___ EXTRACTED ENTRIES

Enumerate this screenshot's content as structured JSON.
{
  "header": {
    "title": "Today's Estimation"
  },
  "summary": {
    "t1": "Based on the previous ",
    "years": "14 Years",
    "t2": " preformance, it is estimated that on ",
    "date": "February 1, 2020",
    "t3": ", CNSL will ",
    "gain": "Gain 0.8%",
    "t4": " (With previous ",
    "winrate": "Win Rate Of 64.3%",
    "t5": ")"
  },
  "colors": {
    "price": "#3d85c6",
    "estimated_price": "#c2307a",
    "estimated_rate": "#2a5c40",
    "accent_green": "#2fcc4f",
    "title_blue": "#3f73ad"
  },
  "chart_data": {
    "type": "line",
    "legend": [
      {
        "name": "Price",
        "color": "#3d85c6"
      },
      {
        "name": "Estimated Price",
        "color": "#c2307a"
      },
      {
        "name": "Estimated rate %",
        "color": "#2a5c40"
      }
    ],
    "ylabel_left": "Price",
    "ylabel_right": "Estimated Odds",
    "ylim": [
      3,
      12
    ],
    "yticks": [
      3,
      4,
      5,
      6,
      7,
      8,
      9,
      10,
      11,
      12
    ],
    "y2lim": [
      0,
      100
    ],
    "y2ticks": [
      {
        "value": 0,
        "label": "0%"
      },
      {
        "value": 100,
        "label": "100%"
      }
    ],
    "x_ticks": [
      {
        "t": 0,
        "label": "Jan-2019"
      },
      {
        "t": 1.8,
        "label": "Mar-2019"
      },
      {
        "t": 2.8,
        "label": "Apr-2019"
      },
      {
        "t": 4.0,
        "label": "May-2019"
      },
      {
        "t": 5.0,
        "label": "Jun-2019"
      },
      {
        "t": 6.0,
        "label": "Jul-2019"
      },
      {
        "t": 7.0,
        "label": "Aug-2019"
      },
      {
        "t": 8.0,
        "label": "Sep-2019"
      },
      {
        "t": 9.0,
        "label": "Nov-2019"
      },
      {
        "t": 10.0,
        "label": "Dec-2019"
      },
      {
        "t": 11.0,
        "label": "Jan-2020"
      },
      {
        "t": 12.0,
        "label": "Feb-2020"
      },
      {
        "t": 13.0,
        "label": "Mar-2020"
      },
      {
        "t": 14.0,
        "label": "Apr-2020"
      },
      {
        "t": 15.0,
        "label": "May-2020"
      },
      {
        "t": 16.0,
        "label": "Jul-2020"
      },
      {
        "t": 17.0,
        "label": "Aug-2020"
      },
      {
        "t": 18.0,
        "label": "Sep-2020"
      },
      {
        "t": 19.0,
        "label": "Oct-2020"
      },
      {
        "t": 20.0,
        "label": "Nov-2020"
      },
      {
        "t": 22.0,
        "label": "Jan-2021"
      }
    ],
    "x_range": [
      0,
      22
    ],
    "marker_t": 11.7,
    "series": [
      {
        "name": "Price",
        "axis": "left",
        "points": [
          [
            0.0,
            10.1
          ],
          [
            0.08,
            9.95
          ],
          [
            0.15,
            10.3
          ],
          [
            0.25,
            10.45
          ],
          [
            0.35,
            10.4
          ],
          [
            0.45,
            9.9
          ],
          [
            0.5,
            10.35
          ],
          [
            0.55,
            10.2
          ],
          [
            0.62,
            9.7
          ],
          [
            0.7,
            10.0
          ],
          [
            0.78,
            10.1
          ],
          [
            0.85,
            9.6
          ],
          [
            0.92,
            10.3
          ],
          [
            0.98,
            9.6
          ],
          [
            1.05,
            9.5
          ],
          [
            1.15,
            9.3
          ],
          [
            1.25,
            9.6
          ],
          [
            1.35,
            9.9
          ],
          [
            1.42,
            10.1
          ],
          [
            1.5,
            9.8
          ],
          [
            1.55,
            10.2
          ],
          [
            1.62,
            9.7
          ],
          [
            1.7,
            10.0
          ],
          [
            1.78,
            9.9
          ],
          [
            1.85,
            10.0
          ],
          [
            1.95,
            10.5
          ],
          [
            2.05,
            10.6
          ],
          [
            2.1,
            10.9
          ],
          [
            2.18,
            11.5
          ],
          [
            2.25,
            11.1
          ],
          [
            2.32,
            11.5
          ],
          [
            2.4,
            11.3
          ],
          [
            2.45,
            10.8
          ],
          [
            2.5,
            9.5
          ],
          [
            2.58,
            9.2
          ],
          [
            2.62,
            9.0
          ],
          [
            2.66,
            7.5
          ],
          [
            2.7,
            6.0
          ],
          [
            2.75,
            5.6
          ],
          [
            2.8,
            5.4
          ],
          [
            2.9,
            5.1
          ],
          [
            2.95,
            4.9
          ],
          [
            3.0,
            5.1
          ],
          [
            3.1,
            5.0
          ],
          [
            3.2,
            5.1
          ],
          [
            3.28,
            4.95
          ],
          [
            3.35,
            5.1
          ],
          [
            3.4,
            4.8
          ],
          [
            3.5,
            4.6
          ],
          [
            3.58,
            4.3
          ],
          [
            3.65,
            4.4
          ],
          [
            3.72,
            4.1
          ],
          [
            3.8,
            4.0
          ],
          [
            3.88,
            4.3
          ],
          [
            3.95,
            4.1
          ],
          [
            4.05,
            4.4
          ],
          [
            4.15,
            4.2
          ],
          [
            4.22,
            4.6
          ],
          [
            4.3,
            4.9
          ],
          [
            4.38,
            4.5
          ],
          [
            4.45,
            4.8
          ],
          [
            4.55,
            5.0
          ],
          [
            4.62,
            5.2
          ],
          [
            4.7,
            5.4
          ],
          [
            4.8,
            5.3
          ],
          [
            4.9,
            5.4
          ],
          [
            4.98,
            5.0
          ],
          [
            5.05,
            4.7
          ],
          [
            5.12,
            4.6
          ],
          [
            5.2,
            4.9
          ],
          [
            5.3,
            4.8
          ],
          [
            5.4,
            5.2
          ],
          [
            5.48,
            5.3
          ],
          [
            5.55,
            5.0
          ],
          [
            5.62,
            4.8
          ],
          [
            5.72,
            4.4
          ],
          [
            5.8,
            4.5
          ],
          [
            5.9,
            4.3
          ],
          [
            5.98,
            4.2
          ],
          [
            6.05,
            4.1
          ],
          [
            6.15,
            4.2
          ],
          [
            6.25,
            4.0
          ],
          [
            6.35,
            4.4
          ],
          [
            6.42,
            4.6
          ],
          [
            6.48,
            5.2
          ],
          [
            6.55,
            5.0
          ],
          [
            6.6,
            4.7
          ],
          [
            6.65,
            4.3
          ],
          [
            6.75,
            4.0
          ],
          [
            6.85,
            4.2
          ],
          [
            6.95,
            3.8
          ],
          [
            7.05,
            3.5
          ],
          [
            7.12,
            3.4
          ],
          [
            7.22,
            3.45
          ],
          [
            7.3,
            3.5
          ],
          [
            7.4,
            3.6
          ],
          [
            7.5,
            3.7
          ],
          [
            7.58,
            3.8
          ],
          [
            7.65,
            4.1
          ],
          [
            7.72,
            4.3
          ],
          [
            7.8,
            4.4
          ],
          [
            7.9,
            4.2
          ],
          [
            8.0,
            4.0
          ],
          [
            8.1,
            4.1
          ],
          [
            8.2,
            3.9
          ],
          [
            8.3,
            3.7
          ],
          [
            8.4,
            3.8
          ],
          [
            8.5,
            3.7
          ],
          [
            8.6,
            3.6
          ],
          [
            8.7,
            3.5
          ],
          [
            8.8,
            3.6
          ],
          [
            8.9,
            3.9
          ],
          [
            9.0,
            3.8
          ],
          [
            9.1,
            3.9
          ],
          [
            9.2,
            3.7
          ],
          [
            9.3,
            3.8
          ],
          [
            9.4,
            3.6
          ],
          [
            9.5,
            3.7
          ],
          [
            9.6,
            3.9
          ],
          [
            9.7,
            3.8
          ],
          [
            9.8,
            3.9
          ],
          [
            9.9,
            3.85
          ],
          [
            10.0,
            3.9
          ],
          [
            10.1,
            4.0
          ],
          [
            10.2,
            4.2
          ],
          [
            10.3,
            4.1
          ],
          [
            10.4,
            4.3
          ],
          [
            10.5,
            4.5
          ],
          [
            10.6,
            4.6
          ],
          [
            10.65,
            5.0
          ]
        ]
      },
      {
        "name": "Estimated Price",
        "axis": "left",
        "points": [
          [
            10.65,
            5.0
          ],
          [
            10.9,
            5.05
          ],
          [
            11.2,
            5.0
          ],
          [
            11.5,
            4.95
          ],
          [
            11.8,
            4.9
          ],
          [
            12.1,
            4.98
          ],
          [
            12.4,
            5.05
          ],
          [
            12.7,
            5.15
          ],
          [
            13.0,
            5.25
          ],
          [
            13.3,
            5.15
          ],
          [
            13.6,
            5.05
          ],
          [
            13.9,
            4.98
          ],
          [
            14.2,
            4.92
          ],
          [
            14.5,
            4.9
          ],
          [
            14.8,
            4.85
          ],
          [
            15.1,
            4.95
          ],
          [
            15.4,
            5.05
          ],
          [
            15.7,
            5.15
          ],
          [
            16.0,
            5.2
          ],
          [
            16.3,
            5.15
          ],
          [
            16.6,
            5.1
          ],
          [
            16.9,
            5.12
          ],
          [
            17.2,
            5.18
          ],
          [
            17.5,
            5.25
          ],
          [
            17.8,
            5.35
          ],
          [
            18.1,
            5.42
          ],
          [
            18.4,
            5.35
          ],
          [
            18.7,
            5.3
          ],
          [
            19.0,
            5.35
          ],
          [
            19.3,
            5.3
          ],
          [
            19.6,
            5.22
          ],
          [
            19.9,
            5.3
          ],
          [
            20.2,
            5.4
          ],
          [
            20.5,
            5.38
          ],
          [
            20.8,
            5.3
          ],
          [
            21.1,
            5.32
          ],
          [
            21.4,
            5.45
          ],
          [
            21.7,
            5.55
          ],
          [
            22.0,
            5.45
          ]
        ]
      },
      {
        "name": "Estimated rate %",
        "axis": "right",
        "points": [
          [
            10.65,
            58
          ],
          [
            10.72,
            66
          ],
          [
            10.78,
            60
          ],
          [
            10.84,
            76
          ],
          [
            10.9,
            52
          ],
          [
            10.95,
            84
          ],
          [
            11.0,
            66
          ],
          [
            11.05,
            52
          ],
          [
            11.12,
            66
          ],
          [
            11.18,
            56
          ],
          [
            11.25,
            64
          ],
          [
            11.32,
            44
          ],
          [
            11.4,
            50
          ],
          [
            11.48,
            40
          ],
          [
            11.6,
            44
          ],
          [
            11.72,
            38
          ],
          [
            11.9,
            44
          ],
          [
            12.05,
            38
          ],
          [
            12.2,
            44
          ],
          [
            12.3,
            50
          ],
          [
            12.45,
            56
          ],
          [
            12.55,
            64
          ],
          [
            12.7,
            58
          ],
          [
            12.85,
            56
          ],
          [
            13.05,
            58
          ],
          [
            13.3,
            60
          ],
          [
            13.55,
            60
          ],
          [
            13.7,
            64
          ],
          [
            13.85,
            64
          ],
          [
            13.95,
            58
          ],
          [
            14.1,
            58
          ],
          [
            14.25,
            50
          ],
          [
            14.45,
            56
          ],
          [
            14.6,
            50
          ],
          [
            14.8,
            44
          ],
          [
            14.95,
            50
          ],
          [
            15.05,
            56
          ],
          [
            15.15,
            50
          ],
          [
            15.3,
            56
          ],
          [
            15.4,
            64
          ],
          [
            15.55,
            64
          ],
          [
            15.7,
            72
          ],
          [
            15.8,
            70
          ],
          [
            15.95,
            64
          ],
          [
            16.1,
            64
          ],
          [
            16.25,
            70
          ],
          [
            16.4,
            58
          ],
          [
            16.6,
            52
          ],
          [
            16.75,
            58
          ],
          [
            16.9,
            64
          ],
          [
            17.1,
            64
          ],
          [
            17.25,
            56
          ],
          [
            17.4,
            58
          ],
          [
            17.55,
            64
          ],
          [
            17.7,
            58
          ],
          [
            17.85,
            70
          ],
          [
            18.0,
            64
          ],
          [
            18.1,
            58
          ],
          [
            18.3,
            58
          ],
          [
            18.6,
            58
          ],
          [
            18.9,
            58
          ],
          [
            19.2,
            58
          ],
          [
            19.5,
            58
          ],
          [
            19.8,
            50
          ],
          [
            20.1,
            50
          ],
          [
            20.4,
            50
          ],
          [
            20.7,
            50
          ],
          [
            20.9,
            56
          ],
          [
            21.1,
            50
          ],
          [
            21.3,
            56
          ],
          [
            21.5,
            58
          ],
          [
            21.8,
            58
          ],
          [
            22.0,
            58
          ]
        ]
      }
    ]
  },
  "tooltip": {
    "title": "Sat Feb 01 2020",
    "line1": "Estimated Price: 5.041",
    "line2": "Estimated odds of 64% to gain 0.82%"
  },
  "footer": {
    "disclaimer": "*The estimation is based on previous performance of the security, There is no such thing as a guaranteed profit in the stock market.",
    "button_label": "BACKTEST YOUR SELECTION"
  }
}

______

BRIEF
Where a line in the material above holds "previous", copy that line.

RESULT OF THE EXERCISE
    "t1": "Based on the previous ",
    "t4": " (With previous ",
    "disclaimer": "*The estimation is based on previous performance of the security, There is no such thing as a guaranteed profit in the stock market.",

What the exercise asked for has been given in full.